__Written exercise__:
Each line of the listing must be transcribed exactly, except for the images, which should be excluded.

__Input material__:
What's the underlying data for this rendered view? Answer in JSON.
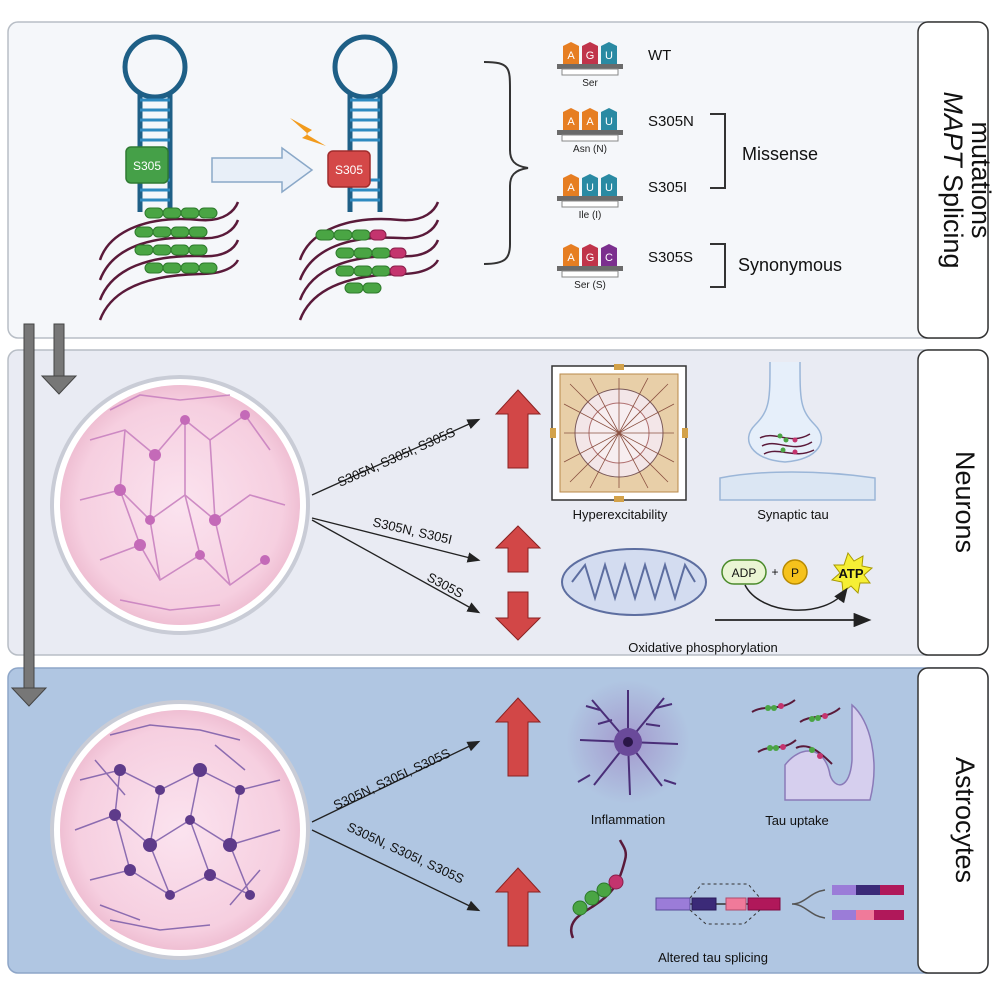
{
  "panel_mutations": {
    "title_italic": "MAPT",
    "title_rest": " Splicing",
    "title_line2": "mutations",
    "exon_badge_wt": "S305",
    "exon_badge_mut": "S305",
    "codons": [
      {
        "label": "WT",
        "bases": [
          "A",
          "G",
          "U"
        ],
        "amino": "Ser"
      },
      {
        "label": "S305N",
        "bases": [
          "A",
          "A",
          "U"
        ],
        "amino": "Asn (N)"
      },
      {
        "label": "S305I",
        "bases": [
          "A",
          "U",
          "U"
        ],
        "amino": "Ile (I)"
      },
      {
        "label": "S305S",
        "bases": [
          "A",
          "G",
          "C"
        ],
        "amino": "Ser (S)"
      }
    ],
    "group_missense": "Missense",
    "group_synonymous": "Synonymous",
    "colors": {
      "A": "#e67e22",
      "G": "#c0344a",
      "U": "#2a8aa3",
      "C": "#7b2f8e"
    }
  },
  "panel_neurons": {
    "title": "Neurons",
    "arrow1_label": "S305N, S305I, S305S",
    "arrow2_label": "S305N, S305I",
    "arrow3_label": "S305S",
    "hyperexcitability": "Hyperexcitability",
    "synaptic_tau": "Synaptic tau",
    "adp": "ADP",
    "plus": "+",
    "p": "P",
    "atp": "ATP",
    "oxphos": "Oxidative phosphorylation"
  },
  "panel_astrocytes": {
    "title": "Astrocytes",
    "arrow1_label": "S305N, S305I, S305S",
    "arrow2_label": "S305N, S305I, S305S",
    "inflammation": "Inflammation",
    "tau_uptake": "Tau uptake",
    "altered_splicing": "Altered tau splicing"
  }
}
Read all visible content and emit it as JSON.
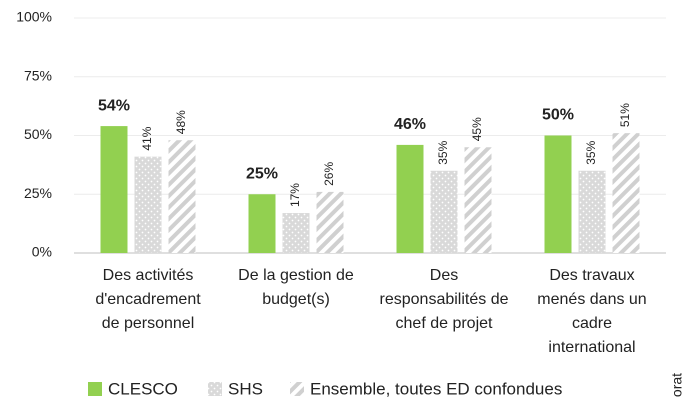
{
  "chart_data": {
    "type": "bar",
    "categories": [
      [
        "Des activités",
        "d'encadrement",
        "de personnel"
      ],
      [
        "De la gestion de",
        "budget(s)"
      ],
      [
        "Des",
        "responsabilités de",
        "chef de projet"
      ],
      [
        "Des travaux",
        "menés dans un",
        "cadre",
        "international"
      ]
    ],
    "series": [
      {
        "name": "CLESCO",
        "color": "#92d050",
        "pattern": "solid",
        "values": [
          54,
          25,
          46,
          50
        ],
        "value_labels": [
          "54%",
          "25%",
          "46%",
          "50%"
        ]
      },
      {
        "name": "SHS",
        "color": "#d9d9d9",
        "pattern": "dots",
        "values": [
          41,
          17,
          35,
          35
        ],
        "value_labels": [
          "41%",
          "17%",
          "35%",
          "35%"
        ]
      },
      {
        "name": "Ensemble, toutes ED confondues",
        "color": "#d9d9d9",
        "pattern": "hatch",
        "values": [
          48,
          26,
          45,
          51
        ],
        "value_labels": [
          "48%",
          "26%",
          "45%",
          "51%"
        ]
      }
    ],
    "ylim": [
      0,
      100
    ],
    "yticks": [
      {
        "value": 0,
        "label": "0%"
      },
      {
        "value": 25,
        "label": "25%"
      },
      {
        "value": 50,
        "label": "50%"
      },
      {
        "value": 75,
        "label": "75%"
      },
      {
        "value": 100,
        "label": "100%"
      }
    ],
    "grid": true,
    "legend": "bottom",
    "source": "orat"
  }
}
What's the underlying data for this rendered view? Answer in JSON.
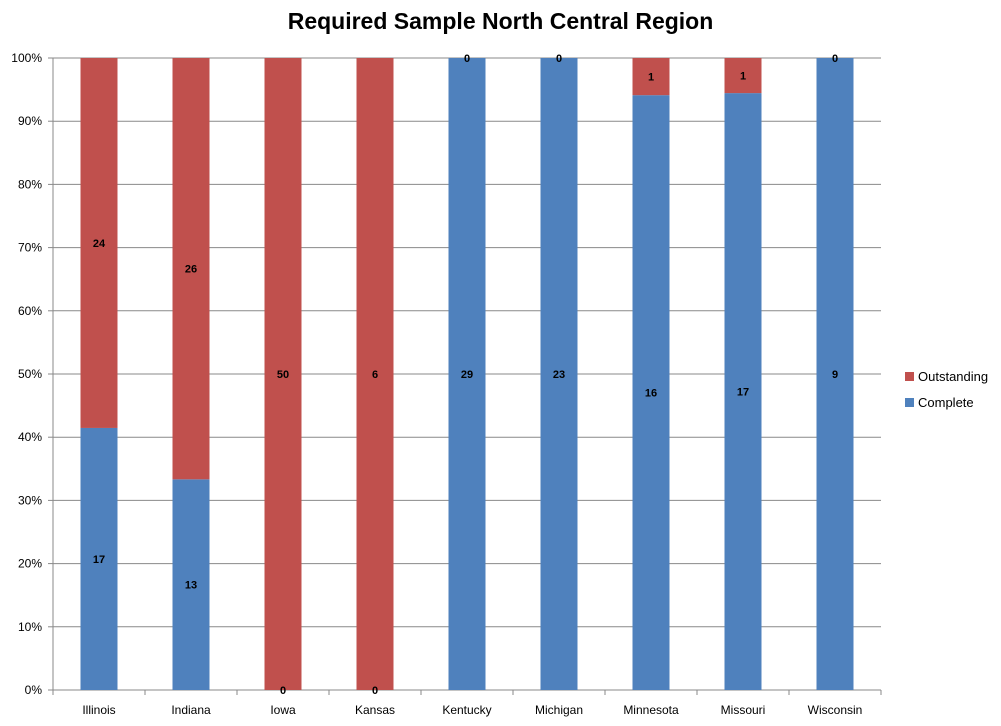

__Reply to the exercise__:
What's the underlying data for this rendered view? Answer in JSON.
{
  "panel_mutations": {
    "title_italic": "MAPT",
    "title_rest": " Splicing",
    "title_line2": "mutations",
    "exon_badge_wt": "S305",
    "exon_badge_mut": "S305",
    "codons": [
      {
        "label": "WT",
        "bases": [
          "A",
          "G",
          "U"
        ],
        "amino": "Ser"
      },
      {
        "label": "S305N",
        "bases": [
          "A",
          "A",
          "U"
        ],
        "amino": "Asn (N)"
      },
      {
        "label": "S305I",
        "bases": [
          "A",
          "U",
          "U"
        ],
        "amino": "Ile (I)"
      },
      {
        "label": "S305S",
        "bases": [
          "A",
          "G",
          "C"
        ],
        "amino": "Ser (S)"
      }
    ],
    "group_missense": "Missense",
    "group_synonymous": "Synonymous",
    "colors": {
      "A": "#e67e22",
      "G": "#c0344a",
      "U": "#2a8aa3",
      "C": "#7b2f8e"
    }
  },
  "panel_neurons": {
    "title": "Neurons",
    "arrow1_label": "S305N, S305I, S305S",
    "arrow2_label": "S305N, S305I",
    "arrow3_label": "S305S",
    "hyperexcitability": "Hyperexcitability",
    "synaptic_tau": "Synaptic tau",
    "adp": "ADP",
    "plus": "+",
    "p": "P",
    "atp": "ATP",
    "oxphos": "Oxidative phosphorylation"
  },
  "panel_astrocytes": {
    "title": "Astrocytes",
    "arrow1_label": "S305N, S305I, S305S",
    "arrow2_label": "S305N, S305I, S305S",
    "inflammation": "Inflammation",
    "tau_uptake": "Tau uptake",
    "altered_splicing": "Altered tau splicing"
  }
}
Read all visible content and emit it as JSON.
{
  "chart_data": {
    "type": "bar",
    "categories": [
      [
        "Des activités",
        "d'encadrement",
        "de personnel"
      ],
      [
        "De la gestion de",
        "budget(s)"
      ],
      [
        "Des",
        "responsabilités de",
        "chef de projet"
      ],
      [
        "Des travaux",
        "menés dans un",
        "cadre",
        "international"
      ]
    ],
    "series": [
      {
        "name": "CLESCO",
        "color": "#92d050",
        "pattern": "solid",
        "values": [
          54,
          25,
          46,
          50
        ],
        "value_labels": [
          "54%",
          "25%",
          "46%",
          "50%"
        ]
      },
      {
        "name": "SHS",
        "color": "#d9d9d9",
        "pattern": "dots",
        "values": [
          41,
          17,
          35,
          35
        ],
        "value_labels": [
          "41%",
          "17%",
          "35%",
          "35%"
        ]
      },
      {
        "name": "Ensemble, toutes ED confondues",
        "color": "#d9d9d9",
        "pattern": "hatch",
        "values": [
          48,
          26,
          45,
          51
        ],
        "value_labels": [
          "48%",
          "26%",
          "45%",
          "51%"
        ]
      }
    ],
    "ylim": [
      0,
      100
    ],
    "yticks": [
      {
        "value": 0,
        "label": "0%"
      },
      {
        "value": 25,
        "label": "25%"
      },
      {
        "value": 50,
        "label": "50%"
      },
      {
        "value": 75,
        "label": "75%"
      },
      {
        "value": 100,
        "label": "100%"
      }
    ],
    "grid": true,
    "legend": "bottom",
    "source": "orat"
  }
}
What's the underlying data for this rendered view? Answer in JSON.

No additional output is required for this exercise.